One of the most prevalent times that newness rears its head is my constant vacillation between belonging to a group and entering contests or not. While most seem to be a positive influence, some commentators tend to harp continually on things that do not seem quite so important to me. It is those few that often make me feel that because my work does not rhyme and does not follow a standard form of stanzas or syllables, it is inferior. I have over fifteen years of writing experience and have been published more than a few times. I have also taken many classes at college level focusing on literature and am familiar with the many forms poetry, specifically, can take.

== Record excerpts ==
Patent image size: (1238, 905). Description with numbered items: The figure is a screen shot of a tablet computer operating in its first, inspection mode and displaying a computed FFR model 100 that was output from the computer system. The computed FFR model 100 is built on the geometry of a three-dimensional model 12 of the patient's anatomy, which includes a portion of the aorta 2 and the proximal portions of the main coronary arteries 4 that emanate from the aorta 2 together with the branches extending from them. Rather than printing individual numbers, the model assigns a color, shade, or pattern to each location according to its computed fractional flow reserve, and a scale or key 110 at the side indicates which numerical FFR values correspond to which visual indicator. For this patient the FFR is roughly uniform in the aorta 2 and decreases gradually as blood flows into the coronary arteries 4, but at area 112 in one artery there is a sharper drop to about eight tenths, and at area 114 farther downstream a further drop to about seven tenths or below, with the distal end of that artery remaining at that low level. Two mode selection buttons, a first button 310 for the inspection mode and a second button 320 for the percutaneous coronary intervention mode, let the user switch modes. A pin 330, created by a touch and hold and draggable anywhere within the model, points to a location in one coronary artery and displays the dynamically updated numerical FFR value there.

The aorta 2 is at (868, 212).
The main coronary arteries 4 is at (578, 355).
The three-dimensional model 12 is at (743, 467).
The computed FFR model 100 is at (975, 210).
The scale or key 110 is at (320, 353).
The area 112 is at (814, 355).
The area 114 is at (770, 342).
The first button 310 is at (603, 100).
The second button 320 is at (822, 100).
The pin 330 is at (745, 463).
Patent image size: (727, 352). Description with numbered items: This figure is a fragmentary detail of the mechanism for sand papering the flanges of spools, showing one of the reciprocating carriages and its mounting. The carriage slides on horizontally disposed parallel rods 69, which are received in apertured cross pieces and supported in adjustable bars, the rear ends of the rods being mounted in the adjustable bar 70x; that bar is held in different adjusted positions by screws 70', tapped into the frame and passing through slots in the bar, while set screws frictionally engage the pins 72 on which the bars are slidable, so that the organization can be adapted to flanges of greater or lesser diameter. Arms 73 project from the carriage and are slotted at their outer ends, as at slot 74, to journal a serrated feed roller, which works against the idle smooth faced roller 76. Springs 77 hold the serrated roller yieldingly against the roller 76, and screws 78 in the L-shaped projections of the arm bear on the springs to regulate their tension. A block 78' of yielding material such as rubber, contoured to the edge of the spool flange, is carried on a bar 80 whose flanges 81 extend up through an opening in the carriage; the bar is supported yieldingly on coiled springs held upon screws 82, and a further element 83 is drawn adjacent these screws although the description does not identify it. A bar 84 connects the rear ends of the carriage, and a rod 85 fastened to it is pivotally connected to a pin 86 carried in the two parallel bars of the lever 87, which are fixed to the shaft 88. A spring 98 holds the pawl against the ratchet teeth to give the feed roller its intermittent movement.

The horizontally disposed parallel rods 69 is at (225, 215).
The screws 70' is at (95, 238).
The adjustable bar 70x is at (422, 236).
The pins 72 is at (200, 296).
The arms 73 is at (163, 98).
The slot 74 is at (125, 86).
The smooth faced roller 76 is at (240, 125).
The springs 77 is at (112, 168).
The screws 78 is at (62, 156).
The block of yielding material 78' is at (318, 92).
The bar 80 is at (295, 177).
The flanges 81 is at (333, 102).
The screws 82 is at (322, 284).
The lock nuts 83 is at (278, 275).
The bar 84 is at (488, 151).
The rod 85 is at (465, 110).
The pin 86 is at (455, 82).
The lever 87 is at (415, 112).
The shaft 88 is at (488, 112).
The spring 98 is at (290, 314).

== Complete the following ==
**1.** Answer these about the passage on poetry groups and contests:
(a) According to the writer, which two features of their work lead a few commentators to make them feel it is inferior?
(b) How many years of writing experience does the writer have?
(c) At what level were the many classes the writer has taken, and what did they focus on?
**2.** From the passage on poetry groups and contests, transcribe everything from "One of the most" down to "specifically, can take.".

== List of solutions ==
**1.**
(a) The work does not rhyme, and it does not follow a standard form of stanzas or syllables.
(b) Over fifteen years.
(c) College level, focusing on literature.

**2.**
One of the most prevalent times that newness rears its head is my constant vacillation between belonging to a group and entering contests or not. While most seem to be a positive influence, some commentators tend to harp continually on things that do not seem quite so important to me. It is those few that often make me feel that because my work does not rhyme and does not follow a standard form of stanzas or syllables, it is inferior. I have over fifteen years of writing experience and have been published more than a few times. I have also taken many classes at college level focusing on literature and am familiar with the many forms poetry, specifically, can take.